---------- RAW DATA

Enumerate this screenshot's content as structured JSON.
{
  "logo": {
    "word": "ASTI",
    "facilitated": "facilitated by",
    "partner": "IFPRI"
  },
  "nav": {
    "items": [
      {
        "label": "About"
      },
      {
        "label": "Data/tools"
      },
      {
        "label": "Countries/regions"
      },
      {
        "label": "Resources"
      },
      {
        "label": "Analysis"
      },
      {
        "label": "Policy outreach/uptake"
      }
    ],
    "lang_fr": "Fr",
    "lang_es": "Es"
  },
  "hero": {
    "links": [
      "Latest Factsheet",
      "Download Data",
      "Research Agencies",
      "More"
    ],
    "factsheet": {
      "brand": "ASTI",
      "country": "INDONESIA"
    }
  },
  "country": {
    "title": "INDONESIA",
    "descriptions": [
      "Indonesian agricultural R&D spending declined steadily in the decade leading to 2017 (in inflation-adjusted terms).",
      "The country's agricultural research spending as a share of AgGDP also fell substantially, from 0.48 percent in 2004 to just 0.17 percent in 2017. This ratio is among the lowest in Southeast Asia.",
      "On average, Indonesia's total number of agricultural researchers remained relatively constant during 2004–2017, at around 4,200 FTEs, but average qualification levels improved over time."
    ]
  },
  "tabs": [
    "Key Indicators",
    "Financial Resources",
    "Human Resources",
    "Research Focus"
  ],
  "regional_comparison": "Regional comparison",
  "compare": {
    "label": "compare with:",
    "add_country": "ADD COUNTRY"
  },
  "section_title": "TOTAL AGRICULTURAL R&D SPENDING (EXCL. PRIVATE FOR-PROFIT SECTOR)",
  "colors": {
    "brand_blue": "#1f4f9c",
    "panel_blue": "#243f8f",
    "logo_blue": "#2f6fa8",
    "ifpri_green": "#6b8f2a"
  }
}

--------------------

## SHORT TASK:
Scan the material above. Extract every line in which the word "label" occurs.

## OUTPUT BELOW:
        "label": "About"
        "label": "Data/tools"
        "label": "Countries/regions"
        "label": "Resources"
        "label": "Analysis"
        "label": "Policy outreach/uptake"
    "label": "compare with:",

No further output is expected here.